*WHAT THIS TASK INVOLVES:* Copy each line of the records that holds the string "Common".
* Start SUPPLIED RECORDS *
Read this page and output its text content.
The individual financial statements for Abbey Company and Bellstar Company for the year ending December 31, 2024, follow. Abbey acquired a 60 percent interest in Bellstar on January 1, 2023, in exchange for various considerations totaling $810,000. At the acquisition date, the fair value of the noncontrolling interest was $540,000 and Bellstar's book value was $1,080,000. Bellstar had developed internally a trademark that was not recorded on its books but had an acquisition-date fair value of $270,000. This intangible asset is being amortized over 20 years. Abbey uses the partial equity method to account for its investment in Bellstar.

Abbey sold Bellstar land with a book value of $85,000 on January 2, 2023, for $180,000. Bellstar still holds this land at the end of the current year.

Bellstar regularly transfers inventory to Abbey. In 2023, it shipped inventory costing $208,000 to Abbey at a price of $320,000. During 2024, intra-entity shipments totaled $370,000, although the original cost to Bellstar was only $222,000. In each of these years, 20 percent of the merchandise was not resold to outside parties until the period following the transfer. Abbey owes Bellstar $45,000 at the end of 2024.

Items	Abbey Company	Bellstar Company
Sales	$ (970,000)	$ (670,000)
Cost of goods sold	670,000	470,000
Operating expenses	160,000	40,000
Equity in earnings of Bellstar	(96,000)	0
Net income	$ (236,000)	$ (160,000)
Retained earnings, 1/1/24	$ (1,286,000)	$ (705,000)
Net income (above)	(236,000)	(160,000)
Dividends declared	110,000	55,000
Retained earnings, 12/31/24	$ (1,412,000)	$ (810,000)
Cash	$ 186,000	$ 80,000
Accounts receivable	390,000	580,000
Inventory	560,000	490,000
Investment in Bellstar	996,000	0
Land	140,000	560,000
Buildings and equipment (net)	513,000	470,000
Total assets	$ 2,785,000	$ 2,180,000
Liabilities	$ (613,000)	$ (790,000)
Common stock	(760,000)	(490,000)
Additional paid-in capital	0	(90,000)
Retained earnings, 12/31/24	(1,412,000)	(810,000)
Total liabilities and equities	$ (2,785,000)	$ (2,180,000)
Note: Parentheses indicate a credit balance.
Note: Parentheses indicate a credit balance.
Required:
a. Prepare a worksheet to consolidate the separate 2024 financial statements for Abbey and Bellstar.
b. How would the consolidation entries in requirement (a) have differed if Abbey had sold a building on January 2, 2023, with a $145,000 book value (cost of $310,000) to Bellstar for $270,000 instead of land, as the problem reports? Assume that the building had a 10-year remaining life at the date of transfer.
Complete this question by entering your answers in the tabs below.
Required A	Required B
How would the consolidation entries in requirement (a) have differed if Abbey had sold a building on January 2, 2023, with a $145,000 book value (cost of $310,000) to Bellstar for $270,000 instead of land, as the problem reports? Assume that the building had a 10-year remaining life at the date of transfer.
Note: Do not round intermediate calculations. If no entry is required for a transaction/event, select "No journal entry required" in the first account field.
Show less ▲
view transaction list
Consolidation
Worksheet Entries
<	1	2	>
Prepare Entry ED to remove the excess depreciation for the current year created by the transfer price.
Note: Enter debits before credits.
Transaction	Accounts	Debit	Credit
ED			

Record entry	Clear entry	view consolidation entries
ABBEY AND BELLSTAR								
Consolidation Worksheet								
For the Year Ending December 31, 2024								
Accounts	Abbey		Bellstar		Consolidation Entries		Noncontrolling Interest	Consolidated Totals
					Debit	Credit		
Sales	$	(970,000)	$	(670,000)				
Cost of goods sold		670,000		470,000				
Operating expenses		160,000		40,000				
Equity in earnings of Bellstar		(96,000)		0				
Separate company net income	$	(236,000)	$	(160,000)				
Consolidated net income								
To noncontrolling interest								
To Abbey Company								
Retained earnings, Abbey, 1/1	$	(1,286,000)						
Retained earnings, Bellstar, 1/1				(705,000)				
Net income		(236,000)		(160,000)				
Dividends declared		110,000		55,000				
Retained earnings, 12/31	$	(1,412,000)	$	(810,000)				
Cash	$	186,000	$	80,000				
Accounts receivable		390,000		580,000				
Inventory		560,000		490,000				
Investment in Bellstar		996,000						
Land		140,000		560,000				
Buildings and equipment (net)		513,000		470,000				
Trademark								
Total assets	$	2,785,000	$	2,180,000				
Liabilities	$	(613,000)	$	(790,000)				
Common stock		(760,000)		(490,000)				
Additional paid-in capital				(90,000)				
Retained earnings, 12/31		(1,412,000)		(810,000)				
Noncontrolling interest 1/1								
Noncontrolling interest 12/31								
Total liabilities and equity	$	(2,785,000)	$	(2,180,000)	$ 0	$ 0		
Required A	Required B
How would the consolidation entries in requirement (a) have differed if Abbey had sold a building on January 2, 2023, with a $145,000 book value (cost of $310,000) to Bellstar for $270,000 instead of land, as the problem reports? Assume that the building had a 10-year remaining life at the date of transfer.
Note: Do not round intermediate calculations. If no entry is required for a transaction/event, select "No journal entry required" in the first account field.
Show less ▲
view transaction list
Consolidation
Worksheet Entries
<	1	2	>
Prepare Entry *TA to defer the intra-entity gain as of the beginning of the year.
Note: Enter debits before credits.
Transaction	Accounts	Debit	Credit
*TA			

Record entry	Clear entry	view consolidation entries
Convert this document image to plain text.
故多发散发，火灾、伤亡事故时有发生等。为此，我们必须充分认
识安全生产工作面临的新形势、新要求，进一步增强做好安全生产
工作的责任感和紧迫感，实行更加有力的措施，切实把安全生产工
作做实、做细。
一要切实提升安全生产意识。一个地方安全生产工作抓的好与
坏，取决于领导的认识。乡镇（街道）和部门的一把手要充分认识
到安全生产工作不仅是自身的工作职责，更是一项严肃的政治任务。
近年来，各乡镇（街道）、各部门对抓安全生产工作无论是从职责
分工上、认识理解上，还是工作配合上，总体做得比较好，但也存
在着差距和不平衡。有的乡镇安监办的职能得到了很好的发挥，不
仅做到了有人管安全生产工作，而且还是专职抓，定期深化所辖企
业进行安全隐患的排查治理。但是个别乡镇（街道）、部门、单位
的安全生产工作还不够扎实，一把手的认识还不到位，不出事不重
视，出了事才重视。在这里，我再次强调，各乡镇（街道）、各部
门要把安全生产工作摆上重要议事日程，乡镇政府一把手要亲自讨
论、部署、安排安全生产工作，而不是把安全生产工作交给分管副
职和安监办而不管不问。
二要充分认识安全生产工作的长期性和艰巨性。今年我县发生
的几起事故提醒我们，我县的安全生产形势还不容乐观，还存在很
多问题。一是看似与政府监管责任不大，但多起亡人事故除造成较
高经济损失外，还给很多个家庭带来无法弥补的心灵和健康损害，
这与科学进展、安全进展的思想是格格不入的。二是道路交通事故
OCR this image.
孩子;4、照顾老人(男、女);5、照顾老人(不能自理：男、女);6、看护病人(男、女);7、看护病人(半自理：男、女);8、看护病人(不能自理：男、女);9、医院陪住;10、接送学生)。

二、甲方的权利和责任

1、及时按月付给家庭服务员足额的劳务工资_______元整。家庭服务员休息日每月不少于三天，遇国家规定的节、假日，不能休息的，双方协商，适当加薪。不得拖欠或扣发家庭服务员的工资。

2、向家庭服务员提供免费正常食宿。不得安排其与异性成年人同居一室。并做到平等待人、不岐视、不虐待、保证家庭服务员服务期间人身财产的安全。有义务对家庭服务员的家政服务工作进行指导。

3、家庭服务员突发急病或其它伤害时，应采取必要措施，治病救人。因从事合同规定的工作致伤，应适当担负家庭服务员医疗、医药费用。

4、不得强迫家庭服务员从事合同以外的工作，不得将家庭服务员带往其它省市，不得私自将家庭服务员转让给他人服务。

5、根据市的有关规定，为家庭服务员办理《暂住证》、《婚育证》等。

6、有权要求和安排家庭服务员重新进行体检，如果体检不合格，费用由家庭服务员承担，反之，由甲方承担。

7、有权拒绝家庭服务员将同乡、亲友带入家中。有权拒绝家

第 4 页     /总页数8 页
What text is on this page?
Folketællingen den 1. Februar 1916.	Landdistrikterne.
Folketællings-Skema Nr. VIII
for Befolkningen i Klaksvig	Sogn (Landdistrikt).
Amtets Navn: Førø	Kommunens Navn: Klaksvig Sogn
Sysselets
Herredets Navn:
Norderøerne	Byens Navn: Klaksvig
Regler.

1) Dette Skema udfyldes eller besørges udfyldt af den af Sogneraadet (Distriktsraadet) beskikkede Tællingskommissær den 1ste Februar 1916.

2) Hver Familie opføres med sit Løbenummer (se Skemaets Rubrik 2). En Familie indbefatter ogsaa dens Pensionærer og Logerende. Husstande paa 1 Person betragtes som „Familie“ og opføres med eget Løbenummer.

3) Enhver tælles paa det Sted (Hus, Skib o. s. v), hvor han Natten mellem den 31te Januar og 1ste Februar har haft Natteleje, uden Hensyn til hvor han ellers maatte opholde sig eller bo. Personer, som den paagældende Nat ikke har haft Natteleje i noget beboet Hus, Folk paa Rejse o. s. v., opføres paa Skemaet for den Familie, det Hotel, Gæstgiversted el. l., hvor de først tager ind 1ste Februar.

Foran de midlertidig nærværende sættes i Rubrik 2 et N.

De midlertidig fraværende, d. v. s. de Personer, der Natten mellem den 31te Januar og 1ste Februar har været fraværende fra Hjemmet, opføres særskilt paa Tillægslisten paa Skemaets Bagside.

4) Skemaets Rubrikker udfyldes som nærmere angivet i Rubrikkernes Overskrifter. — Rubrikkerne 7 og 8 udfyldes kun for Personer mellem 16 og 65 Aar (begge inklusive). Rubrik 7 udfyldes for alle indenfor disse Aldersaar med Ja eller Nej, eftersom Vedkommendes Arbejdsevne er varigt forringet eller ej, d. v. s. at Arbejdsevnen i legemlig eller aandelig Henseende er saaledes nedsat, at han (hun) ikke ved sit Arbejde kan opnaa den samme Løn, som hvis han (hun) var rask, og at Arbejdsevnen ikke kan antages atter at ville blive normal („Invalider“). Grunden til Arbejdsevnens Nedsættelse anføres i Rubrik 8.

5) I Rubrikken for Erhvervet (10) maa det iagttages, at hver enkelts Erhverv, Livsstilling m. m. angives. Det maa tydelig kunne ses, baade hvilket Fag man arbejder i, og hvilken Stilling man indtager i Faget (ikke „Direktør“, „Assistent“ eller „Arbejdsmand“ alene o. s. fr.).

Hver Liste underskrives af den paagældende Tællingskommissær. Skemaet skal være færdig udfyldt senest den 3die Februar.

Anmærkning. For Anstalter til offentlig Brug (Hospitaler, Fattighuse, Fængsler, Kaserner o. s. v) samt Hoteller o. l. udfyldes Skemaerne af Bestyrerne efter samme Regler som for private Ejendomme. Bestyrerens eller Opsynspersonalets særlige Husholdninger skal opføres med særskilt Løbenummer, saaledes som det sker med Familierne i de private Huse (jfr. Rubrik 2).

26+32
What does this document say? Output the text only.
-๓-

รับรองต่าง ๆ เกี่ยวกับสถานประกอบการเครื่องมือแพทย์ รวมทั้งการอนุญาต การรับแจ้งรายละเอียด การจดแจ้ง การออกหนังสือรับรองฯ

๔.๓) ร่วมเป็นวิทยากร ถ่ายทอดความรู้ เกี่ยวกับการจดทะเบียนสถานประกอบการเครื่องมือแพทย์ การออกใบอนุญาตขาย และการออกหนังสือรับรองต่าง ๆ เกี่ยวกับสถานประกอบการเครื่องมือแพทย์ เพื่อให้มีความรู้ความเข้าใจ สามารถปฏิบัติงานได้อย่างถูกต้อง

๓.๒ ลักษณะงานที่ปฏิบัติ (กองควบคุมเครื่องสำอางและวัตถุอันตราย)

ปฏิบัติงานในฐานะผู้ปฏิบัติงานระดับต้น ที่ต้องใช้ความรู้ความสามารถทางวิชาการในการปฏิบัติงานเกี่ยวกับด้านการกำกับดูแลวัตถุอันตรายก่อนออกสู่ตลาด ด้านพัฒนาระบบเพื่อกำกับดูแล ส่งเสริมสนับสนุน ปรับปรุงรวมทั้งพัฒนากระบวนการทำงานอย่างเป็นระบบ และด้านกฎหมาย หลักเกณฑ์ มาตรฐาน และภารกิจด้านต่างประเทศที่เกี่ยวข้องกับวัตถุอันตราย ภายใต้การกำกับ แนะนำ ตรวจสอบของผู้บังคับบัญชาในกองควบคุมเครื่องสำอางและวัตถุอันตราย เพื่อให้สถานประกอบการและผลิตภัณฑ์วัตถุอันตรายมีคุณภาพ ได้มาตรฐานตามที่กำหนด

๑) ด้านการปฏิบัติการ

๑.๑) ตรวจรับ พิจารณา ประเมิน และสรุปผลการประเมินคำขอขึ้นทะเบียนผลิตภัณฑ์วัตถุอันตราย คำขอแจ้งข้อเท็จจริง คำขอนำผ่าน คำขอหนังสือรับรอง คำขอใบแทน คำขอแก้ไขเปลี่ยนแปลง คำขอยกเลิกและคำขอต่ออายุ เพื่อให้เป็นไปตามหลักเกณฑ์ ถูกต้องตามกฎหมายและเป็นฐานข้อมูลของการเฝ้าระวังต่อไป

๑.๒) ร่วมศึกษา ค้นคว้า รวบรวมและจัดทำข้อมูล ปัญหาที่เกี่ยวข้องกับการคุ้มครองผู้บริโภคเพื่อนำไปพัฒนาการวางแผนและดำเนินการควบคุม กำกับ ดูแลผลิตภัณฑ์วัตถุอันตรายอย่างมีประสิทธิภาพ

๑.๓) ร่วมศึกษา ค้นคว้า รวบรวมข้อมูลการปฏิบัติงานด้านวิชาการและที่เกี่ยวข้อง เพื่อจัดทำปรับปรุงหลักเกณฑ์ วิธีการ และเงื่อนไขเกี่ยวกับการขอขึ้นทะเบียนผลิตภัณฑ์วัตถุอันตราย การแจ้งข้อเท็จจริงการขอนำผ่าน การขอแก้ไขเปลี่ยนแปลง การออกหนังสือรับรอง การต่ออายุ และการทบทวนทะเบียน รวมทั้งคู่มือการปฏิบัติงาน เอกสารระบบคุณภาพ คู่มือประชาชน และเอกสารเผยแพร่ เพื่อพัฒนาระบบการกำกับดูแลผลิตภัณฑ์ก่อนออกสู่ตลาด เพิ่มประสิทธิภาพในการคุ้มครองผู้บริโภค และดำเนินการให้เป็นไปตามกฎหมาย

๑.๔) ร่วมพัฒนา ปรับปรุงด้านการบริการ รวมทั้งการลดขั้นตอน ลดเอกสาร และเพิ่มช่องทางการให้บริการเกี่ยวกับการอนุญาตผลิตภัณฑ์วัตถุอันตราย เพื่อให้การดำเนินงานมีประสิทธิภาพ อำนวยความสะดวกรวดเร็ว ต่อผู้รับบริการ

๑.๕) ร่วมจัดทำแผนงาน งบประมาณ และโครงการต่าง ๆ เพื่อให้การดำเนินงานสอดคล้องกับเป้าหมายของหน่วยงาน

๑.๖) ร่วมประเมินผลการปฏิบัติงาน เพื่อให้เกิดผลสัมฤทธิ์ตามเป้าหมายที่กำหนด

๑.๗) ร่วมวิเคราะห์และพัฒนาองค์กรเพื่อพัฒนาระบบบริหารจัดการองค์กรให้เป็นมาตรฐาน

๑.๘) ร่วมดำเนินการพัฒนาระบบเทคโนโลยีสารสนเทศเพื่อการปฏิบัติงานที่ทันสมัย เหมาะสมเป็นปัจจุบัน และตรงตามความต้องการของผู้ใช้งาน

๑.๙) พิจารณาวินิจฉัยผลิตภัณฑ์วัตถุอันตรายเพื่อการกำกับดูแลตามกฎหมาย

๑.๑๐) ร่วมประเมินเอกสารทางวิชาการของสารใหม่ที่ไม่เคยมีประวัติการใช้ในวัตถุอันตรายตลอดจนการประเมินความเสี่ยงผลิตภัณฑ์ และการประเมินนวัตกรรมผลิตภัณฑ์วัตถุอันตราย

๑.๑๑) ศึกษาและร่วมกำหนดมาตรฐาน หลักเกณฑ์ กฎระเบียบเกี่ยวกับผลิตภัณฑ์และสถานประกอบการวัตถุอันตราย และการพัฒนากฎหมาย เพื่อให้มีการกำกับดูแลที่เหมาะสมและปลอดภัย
* End SUPPLIED RECORDS *
*FULL OUTPUT:*
Common stock	(760,000)	(490,000)
Common stock		(760,000)		(490,000)				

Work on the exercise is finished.